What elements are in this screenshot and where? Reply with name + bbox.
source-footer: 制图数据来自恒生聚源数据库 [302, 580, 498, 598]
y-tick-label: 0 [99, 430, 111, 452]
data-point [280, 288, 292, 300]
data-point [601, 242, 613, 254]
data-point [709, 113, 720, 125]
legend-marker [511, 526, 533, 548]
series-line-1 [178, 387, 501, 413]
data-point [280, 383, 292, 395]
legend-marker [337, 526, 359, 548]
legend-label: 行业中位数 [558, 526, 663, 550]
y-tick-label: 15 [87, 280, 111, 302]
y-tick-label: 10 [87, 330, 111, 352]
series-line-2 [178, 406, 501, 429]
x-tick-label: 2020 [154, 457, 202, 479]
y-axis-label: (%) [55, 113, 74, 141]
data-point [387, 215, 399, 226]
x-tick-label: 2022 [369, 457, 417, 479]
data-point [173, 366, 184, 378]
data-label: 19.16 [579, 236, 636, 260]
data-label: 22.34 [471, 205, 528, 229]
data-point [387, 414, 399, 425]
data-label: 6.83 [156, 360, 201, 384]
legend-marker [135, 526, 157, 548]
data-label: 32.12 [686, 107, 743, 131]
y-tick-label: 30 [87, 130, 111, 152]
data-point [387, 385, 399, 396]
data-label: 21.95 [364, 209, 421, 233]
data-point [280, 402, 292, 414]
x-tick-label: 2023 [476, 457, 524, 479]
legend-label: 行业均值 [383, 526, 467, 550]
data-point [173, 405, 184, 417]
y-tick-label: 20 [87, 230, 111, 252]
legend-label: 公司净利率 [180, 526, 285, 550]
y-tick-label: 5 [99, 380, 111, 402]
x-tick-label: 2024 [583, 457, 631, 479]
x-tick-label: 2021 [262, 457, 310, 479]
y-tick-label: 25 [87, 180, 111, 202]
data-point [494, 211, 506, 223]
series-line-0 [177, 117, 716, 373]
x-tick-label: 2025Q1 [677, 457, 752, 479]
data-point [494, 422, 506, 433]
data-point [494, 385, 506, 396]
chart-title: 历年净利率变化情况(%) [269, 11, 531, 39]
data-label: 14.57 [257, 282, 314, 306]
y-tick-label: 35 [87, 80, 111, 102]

> PROBLEM TO SOLVE
How many lines in the listing above contain the string "marker"? Reply with the number alone.

> EXERCISE OUTPUT
3